Quote the listing below in its entirety.
- - - - - - -
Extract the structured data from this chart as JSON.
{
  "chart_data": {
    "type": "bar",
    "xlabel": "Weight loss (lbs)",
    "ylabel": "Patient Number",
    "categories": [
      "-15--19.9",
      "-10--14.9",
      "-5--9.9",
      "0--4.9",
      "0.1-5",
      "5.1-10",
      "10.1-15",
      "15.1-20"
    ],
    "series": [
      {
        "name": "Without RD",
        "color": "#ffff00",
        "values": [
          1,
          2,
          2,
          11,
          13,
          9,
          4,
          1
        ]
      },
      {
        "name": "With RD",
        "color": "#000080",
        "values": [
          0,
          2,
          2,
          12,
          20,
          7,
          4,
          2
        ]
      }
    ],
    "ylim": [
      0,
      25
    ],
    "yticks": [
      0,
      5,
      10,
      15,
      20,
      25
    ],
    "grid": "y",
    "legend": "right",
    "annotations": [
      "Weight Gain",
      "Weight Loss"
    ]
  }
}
- - - - - - -
◆ **CORRECT RESPONSE**
Extract the structured data from this chart as JSON.
{
  "chart_data": {
    "type": "bar",
    "xlabel": "Weight loss (lbs)",
    "ylabel": "Patient Number",
    "categories": [
      "-15--19.9",
      "-10--14.9",
      "-5--9.9",
      "0--4.9",
      "0.1-5",
      "5.1-10",
      "10.1-15",
      "15.1-20"
    ],
    "series": [
      {
        "name": "Without RD",
        "color": "#ffff00",
        "values": [
          1,
          2,
          2,
          11,
          13,
          9,
          4,
          1
        ]
      },
      {
        "name": "With RD",
        "color": "#000080",
        "values": [
          0,
          2,
          2,
          12,
          20,
          7,
          4,
          2
        ]
      }
    ],
    "ylim": [
      0,
      25
    ],
    "yticks": [
      0,
      5,
      10,
      15,
      20,
      25
    ],
    "grid": "y",
    "legend": "right",
    "annotations": [
      "Weight Gain",
      "Weight Loss"
    ]
  }
}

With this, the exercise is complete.